■ Selection ■
»»

Welch and Warren (1980) proposed that intersensory bias emerges because the perceptual system attempts to offer a percept that is most convenient for successfully solving the task at hand, implying that some modalities seem to be more suitable for certain task dimensions than others. In this regard, previous research predominantly focused on the visual modality (see e.g., Hutmacher, 2019) revealing an exceptionally robust bias of vision over audition, for instance, in terms of stimulus localization (Alais & Burr, 2004; Howard & Templeton, 1966; Lukas et al., 2014; Stratton, 1897) or speech perception (McGurk & MacDonald, 1976). According to Shimojo and Shams (2001), this strong effect supports the common assumption that human perception is first and foremost dominated by the visual modality. Despite this claim for the dominance of the visual modality, there is growing evidence that vision can also be dominated and altered by the auditory modality. Especially within the temporal domain, auditory stimuli were shown to dominate over visual stimuli in terms of judging interval duration and stimulus frequency (Burr et al., 2009; Gebhard & Mowbray, 1959; Recanzone, 2003; Shipley, 1964; Welch et al., 1986). Moreover, auditory information can also modify aspects of vision as sound signals have been shown to affect the perceived duration (Walker & Scott, 1981), stimulus intensity (Stein et al., 1996), and timing of a visual stimulus (Aschersleben & Bertelson, 2003; Fendrich & Corballis, 2001; Morein-Zamir et al., 2003; Parise & Spence, 2008; Shams et al., 2000) as well as manual interception (Tolentino-Castro et al., 2022). Additionally, auditory input can either increase or decrease visual temporal resolution (Shimojo et al., 2001) and alter the perceptual interpretation of an ambiguous (Sekuler et al., 1997) or nonambiguous visual event (Shams et al., 2000; Zampini & Spence, 2004).

««

■ Input ■
»»

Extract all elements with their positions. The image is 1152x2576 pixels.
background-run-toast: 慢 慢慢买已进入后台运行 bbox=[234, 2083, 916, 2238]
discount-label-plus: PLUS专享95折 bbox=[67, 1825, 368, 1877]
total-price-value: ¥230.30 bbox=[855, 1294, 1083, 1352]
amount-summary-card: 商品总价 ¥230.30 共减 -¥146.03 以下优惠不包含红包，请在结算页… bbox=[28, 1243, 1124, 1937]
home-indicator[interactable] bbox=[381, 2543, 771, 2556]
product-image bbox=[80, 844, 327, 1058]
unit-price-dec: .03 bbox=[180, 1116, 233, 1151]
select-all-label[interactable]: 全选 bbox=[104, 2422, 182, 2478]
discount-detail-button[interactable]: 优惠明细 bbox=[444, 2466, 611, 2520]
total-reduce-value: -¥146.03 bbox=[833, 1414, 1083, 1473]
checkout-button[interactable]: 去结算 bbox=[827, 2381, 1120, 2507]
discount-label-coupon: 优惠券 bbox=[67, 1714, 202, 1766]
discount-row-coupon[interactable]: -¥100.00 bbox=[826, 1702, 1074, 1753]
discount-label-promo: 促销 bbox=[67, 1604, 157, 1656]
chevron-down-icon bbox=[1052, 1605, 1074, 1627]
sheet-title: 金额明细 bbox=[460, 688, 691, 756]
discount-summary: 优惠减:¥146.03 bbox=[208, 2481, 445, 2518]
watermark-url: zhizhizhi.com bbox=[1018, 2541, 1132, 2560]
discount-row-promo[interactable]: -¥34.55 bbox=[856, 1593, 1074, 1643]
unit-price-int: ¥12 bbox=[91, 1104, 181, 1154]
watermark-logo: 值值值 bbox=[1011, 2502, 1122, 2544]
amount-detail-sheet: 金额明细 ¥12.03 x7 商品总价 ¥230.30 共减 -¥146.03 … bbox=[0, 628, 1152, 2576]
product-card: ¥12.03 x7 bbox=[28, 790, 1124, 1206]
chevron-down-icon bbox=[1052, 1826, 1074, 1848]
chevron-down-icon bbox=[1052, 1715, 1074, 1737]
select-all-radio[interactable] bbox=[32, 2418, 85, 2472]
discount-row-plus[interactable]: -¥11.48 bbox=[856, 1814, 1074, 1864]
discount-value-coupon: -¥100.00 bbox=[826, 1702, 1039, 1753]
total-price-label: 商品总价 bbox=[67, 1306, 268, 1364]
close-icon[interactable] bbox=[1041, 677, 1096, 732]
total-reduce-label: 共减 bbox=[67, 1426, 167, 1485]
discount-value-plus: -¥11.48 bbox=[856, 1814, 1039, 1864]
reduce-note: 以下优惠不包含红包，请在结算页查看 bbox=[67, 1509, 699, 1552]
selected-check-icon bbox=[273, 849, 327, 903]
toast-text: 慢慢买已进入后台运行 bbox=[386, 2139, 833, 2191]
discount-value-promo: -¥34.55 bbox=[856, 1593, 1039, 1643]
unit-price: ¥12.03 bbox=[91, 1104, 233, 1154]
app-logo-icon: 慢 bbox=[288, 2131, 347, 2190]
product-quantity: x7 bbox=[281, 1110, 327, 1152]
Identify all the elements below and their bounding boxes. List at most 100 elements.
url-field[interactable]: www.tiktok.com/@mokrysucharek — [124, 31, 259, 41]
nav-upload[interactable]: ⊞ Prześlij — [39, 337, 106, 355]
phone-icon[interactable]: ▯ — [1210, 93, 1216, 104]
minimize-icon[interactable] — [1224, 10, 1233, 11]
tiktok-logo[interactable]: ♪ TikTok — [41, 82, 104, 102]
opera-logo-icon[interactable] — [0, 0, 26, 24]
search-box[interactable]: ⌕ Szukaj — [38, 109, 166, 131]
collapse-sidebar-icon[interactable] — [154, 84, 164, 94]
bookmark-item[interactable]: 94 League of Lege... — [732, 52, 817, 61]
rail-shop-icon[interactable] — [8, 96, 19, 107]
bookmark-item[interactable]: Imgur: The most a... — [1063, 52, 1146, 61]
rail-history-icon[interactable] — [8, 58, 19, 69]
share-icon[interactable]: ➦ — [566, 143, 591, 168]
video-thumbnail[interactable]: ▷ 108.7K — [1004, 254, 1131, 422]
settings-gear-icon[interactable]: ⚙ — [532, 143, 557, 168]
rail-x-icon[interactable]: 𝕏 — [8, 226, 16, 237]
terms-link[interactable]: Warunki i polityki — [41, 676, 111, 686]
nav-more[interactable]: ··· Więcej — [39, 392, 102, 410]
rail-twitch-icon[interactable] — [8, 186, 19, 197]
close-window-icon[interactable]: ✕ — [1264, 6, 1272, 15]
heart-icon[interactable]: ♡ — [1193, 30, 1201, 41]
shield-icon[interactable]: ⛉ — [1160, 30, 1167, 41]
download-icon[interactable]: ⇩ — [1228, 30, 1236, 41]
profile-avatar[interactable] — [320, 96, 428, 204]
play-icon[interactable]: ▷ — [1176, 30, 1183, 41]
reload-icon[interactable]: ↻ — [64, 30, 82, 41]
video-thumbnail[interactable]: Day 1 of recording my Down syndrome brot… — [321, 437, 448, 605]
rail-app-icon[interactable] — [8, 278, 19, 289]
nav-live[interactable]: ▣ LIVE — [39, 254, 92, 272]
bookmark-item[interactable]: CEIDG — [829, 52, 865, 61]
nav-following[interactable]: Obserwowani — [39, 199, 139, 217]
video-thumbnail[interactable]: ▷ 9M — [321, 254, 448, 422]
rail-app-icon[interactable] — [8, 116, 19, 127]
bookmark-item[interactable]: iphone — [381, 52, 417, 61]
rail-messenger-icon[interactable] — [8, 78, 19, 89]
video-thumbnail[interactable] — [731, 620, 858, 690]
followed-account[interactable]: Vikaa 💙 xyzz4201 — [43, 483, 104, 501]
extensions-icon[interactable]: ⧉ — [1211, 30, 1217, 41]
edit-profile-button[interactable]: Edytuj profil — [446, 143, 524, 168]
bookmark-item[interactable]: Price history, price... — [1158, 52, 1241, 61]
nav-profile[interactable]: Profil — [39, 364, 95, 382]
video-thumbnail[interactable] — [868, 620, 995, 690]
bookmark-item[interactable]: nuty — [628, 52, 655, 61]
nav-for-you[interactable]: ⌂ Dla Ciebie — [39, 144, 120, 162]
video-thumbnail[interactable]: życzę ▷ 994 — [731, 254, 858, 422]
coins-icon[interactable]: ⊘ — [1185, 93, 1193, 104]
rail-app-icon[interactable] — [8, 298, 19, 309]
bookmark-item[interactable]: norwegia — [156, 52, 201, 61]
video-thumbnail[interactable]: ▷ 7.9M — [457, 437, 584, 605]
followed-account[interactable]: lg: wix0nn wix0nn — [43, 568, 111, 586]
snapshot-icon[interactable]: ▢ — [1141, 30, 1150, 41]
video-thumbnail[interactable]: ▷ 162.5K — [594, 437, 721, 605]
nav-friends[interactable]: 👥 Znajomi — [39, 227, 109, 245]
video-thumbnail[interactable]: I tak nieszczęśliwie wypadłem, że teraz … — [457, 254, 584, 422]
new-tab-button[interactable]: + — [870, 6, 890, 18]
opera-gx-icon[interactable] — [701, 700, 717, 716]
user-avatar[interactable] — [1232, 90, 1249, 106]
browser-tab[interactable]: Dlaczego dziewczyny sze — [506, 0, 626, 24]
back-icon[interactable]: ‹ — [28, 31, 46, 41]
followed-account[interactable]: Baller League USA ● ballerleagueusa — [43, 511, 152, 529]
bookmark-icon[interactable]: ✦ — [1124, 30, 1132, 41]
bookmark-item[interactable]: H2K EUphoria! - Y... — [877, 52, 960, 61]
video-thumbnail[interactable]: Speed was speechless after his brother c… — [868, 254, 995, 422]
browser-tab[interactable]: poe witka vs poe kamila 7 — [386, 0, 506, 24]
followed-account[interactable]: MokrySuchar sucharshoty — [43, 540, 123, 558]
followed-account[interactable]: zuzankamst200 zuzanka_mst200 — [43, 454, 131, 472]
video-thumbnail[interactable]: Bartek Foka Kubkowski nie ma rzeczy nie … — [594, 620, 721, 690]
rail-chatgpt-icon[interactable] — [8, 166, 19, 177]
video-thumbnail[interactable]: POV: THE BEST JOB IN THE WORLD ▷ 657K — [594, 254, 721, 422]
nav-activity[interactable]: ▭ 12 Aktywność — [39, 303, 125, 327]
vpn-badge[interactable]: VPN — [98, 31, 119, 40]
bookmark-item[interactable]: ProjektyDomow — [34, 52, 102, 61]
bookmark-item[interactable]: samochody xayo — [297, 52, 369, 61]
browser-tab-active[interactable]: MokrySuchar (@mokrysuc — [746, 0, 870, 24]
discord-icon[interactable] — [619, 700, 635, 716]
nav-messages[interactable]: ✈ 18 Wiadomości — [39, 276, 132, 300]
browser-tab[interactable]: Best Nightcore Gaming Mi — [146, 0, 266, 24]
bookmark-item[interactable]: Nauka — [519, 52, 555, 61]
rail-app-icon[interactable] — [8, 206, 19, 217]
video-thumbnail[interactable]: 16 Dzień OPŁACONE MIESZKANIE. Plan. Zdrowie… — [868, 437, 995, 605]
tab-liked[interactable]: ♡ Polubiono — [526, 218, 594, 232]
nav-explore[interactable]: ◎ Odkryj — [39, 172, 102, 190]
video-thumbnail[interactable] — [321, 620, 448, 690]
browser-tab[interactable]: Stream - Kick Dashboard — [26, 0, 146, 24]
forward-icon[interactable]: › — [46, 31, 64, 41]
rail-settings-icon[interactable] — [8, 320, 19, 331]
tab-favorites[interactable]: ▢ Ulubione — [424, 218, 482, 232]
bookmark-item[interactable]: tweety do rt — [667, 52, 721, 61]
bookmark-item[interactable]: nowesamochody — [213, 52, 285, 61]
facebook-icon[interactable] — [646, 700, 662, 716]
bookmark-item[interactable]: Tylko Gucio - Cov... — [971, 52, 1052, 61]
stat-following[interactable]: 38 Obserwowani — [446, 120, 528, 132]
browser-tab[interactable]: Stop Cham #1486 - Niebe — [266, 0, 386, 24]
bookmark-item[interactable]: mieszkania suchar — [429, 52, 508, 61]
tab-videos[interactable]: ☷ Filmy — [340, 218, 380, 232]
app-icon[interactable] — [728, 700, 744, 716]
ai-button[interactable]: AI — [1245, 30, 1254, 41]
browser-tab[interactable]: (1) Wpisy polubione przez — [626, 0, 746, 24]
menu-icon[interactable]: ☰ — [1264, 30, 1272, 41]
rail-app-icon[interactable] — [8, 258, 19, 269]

««

■ Problem set ■
1. In the entries, rename "bbox" to "box" everywhere from the first line of the entries through the line with "2466, 611, 2520]". Give back only those lines with nothing else changed.
2. Go on with the passage about how hearing and vision bias each other in perception, picking up after its last sentence.

■ Task answers ■
1.
Extract all elements with their positions. The image is 1152x2576 pixels.
background-run-toast: 慢 慢慢买已进入后台运行 box=[234, 2083, 916, 2238]
discount-label-plus: PLUS专享95折 box=[67, 1825, 368, 1877]
total-price-value: ¥230.30 box=[855, 1294, 1083, 1352]
amount-summary-card: 商品总价 ¥230.30 共减 -¥146.03 以下优惠不包含红包，请在结算页… box=[28, 1243, 1124, 1937]
home-indicator[interactable] box=[381, 2543, 771, 2556]
product-image box=[80, 844, 327, 1058]
unit-price-dec: .03 box=[180, 1116, 233, 1151]
select-all-label[interactable]: 全选 box=[104, 2422, 182, 2478]
discount-detail-button[interactable]: 优惠明细 box=[444, 2466, 611, 2520]

2.
By now, it is commonly agreed that the visual system has a higher resolution in spatial tasks whereas the auditory system is more sensitive in temporal tasks (Näätänen & Winkler, 1999; O’Connor & Hermelin, 1972; Recanzone, 2003, 2009; Sandhu & Dyson, 2012; Shimojo & Shams, 2001; Spence & Squire, 2003; Welch et al., 1986; Welch & Warren, 1980). A commonly proposed explanation for these modality-specific preferences is offered by the modality appropriateness hypothesis (MAH), which is based on the notion that the sensory modalities, although each capable of various functions, are particularly specified to process information within appropriate dimensions (Freides, 1974; Lukas et al., 2014; O’Connor & Hermelin, 1972). In addition, the MAH is advocating the idea that the most appropriate (i.e., sensitive or reliable) modality will dominate perception within a multimodal task setting (Andersen et al., 2005; Matuz et al., 2019; Shimojo & Shams, 2001; Wada et al., 2003; Welch & Warren, 1980). According to Andersen et al. (2005) as well as Welch and Warren (1980), the appropriateness of a sensory modality is closely intertwined with attentional processes as human perception is proficient to estimate the relative reliability of different sensory sources and to purposefully direct attention toward the most reliable modality. The alignment of attention and, consequently, the processing of different sensory inputs due to the level of appropriateness are depending on stimulus characteristics (i.e., temporal, or spatial character, intensity, movement, salience, shape, size, orientation, texture; Shimojo & Shams, 2001; Welch & Warren, 1980) and task demands (e.g., whether it requires spatial or temporal processing; Lukas et al., 2014). Additionally, Welch and Warren (1980) reported that the more (temporally or spatially) complex a certain task, the more dominant the appropriate sensory modality will be.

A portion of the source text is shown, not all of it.